(OBJECTIVE)
Begin with the line holding "Give me a plain-text" and write out each following line to the end of the data, exactly. Pictures are left out.

(EXERCISE DATA)
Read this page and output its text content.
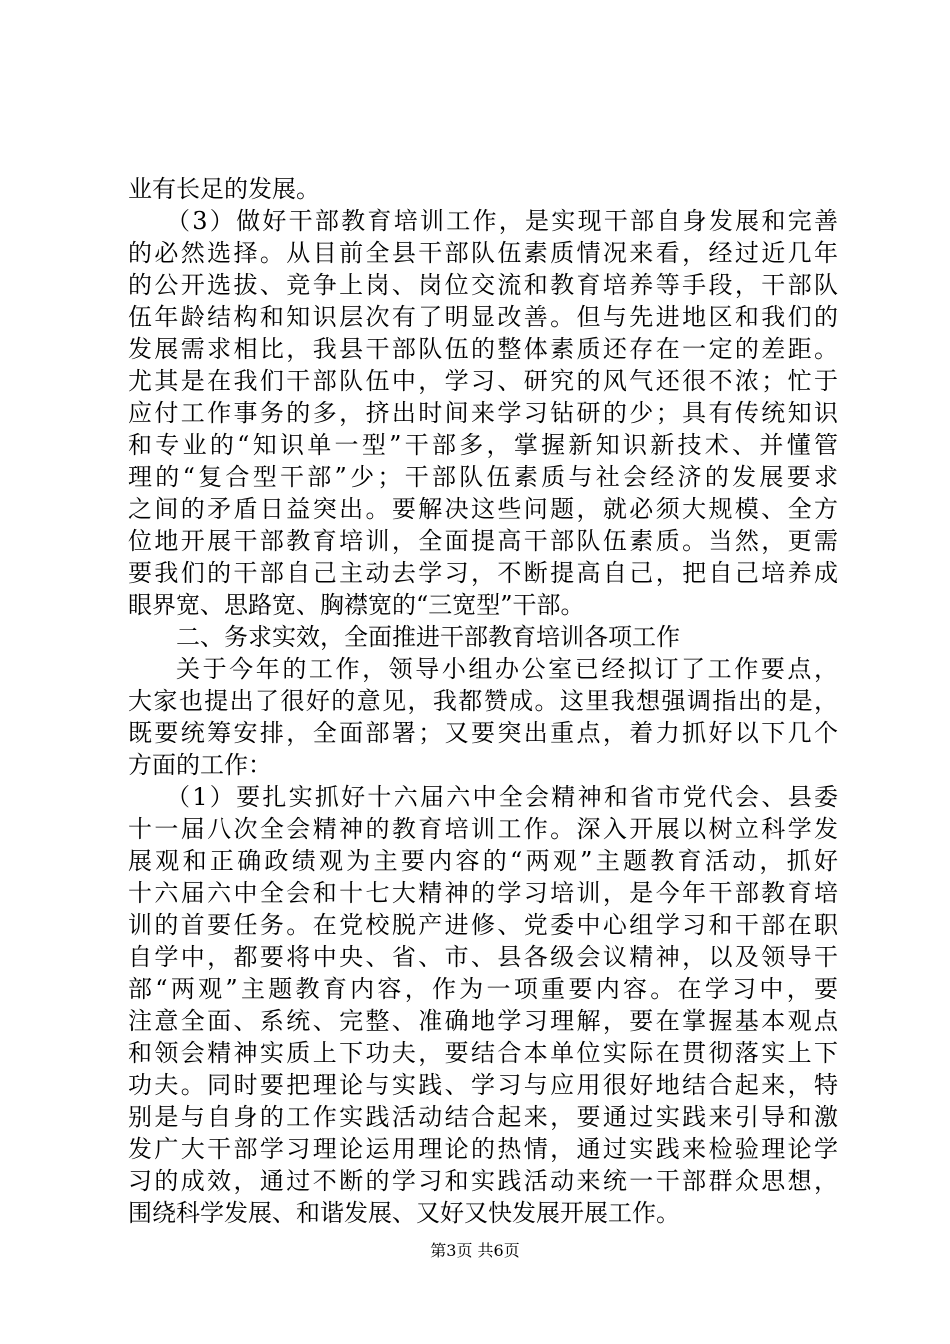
业有长足的发展。
（3）做好干部教育培训工作，是实现干部自身发展和完善
的必然选择。从目前全县干部队伍素质情况来看，经过近几年
的公开选拔、竞争上岗、岗位交流和教育培养等手段，干部队
伍年龄结构和知识层次有了明显改善。但与先进地区和我们的
发展需求相比，我县干部队伍的整体素质还存在一定的差距。
尤其是在我们干部队伍中，学习、研究的风气还很不浓；忙于
应付工作事务的多，挤出时间来学习钻研的少；具有传统知识
和专业的“知识单一型”干部多，掌握新知识新技术、并懂管
理的“复合型干部”少；干部队伍素质与社会经济的发展要求
之间的矛盾日益突出。要解决这些问题，就必须大规模、全方
位地开展干部教育培训，全面提高干部队伍素质。当然，更需
要我们的干部自己主动去学习，不断提高自己，把自己培养成
眼界宽、思路宽、胸襟宽的“三宽型”干部。
二、务求实效，全面推进干部教育培训各项工作
关于今年的工作，领导小组办公室已经拟订了工作要点，
大家也提出了很好的意见，我都赞成。这里我想强调指出的是，
既要统筹安排，全面部署；又要突出重点，着力抓好以下几个
方面的工作：
（1）要扎实抓好十六届六中全会精神和省市党代会、县委
十一届八次全会精神的教育培训工作。深入开展以树立科学发
展观和正确政绩观为主要内容的“两观”主题教育活动，抓好
十六届六中全会和十七大精神的学习培训，是今年干部教育培
训的首要任务。在党校脱产进修、党委中心组学习和干部在职
自学中，都要将中央、省、市、县各级会议精神，以及领导干
部“两观”主题教育内容，作为一项重要内容。在学习中，要
注意全面、系统、完整、准确地学习理解，要在掌握基本观点
和领会精神实质上下功夫，要结合本单位实际在贯彻落实上下
功夫。同时要把理论与实践、学习与应用很好地结合起来，特
别是与自身的工作实践活动结合起来，要通过实践来引导和激
发广大干部学习理论运用理论的热情，通过实践来检验理论学
习的成效，通过不断的学习和实践活动来统一干部群众思想，
围绕科学发展、和谐发展、又好又快发展开展工作。
第3页 共6页
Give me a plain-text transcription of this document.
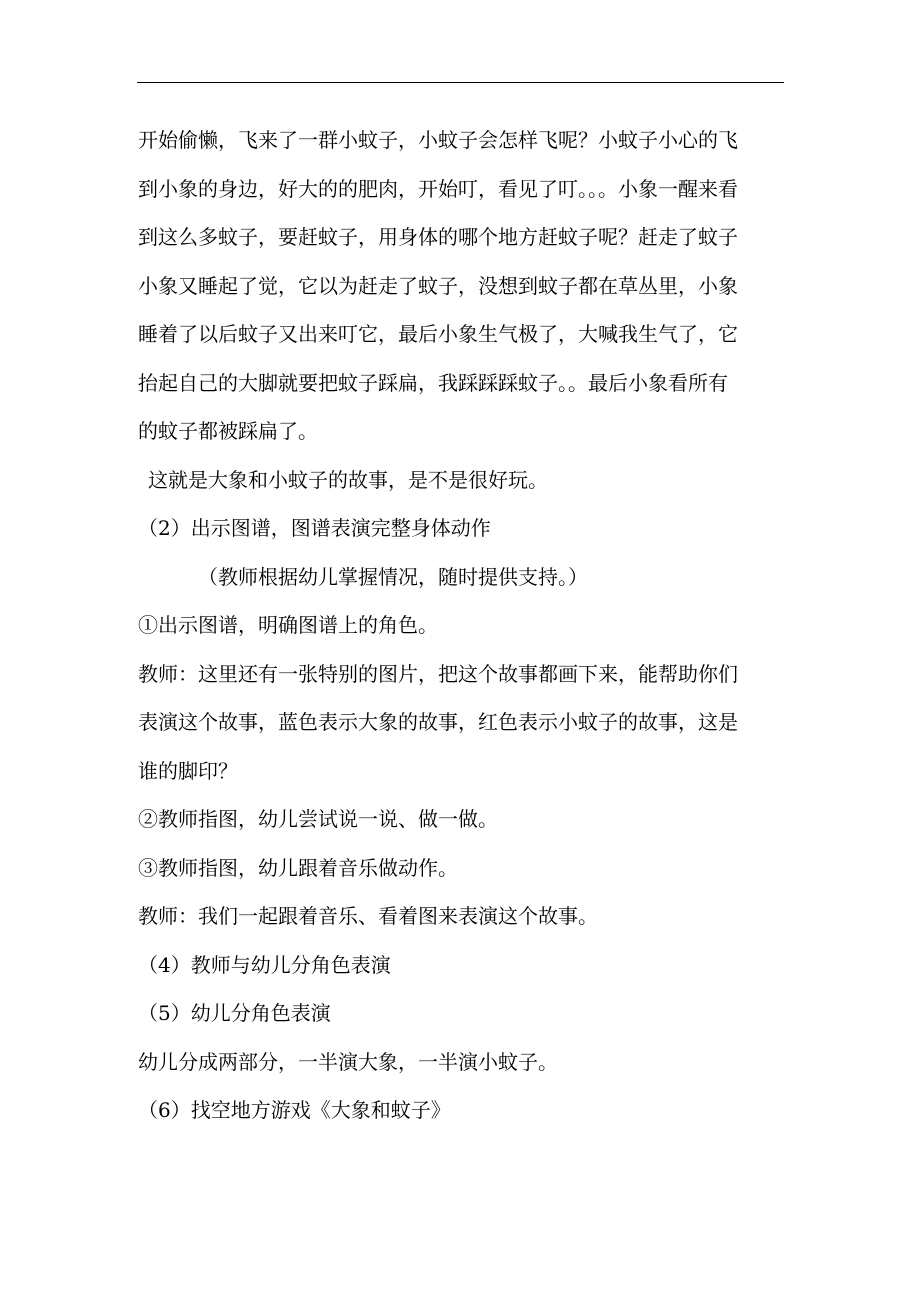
开始偷懒，飞来了一群小蚊子，小蚊子会怎样飞呢？小蚊子小心的飞

到小象的身边，好大的的肥肉，开始叮，看见了叮。。。小象一醒来看

到这么多蚊子，要赶蚊子，用身体的哪个地方赶蚊子呢？赶走了蚊子

小象又睡起了觉，它以为赶走了蚊子，没想到蚊子都在草丛里，小象

睡着了以后蚊子又出来叮它，最后小象生气极了，大喊我生气了，它

抬起自己的大脚就要把蚊子踩扁，我踩踩踩蚊子。。最后小象看所有

的蚊子都被踩扁了。

这就是大象和小蚊子的故事，是不是很好玩。

（2）出示图谱，图谱表演完整身体动作

（教师根据幼儿掌握情况，随时提供支持。）

①出示图谱，明确图谱上的角色。

教师：这里还有一张特别的图片，把这个故事都画下来，能帮助你们

表演这个故事，蓝色表示大象的故事，红色表示小蚊子的故事，这是

谁的脚印？

②教师指图，幼儿尝试说一说、做一做。

③教师指图，幼儿跟着音乐做动作。

教师：我们一起跟着音乐、看着图来表演这个故事。

（4）教师与幼儿分角色表演

（5）幼儿分角色表演

幼儿分成两部分，一半演大象，一半演小蚊子。

（6）找空地方游戏《大象和蚊子》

(OUTPUT FOR THIS EXERCISE)
Give me a plain-text transcription of this document.
开始偷懒，飞来了一群小蚊子，小蚊子会怎样飞呢？小蚊子小心的飞

到小象的身边，好大的的肥肉，开始叮，看见了叮。。。小象一醒来看

到这么多蚊子，要赶蚊子，用身体的哪个地方赶蚊子呢？赶走了蚊子

小象又睡起了觉，它以为赶走了蚊子，没想到蚊子都在草丛里，小象

睡着了以后蚊子又出来叮它，最后小象生气极了，大喊我生气了，它

抬起自己的大脚就要把蚊子踩扁，我踩踩踩蚊子。。最后小象看所有

的蚊子都被踩扁了。

这就是大象和小蚊子的故事，是不是很好玩。

（2）出示图谱，图谱表演完整身体动作

（教师根据幼儿掌握情况，随时提供支持。）

①出示图谱，明确图谱上的角色。

教师：这里还有一张特别的图片，把这个故事都画下来，能帮助你们

表演这个故事，蓝色表示大象的故事，红色表示小蚊子的故事，这是

谁的脚印？

②教师指图，幼儿尝试说一说、做一做。

③教师指图，幼儿跟着音乐做动作。

教师：我们一起跟着音乐、看着图来表演这个故事。

（4）教师与幼儿分角色表演

（5）幼儿分角色表演

幼儿分成两部分，一半演大象，一半演小蚊子。

（6）找空地方游戏《大象和蚊子》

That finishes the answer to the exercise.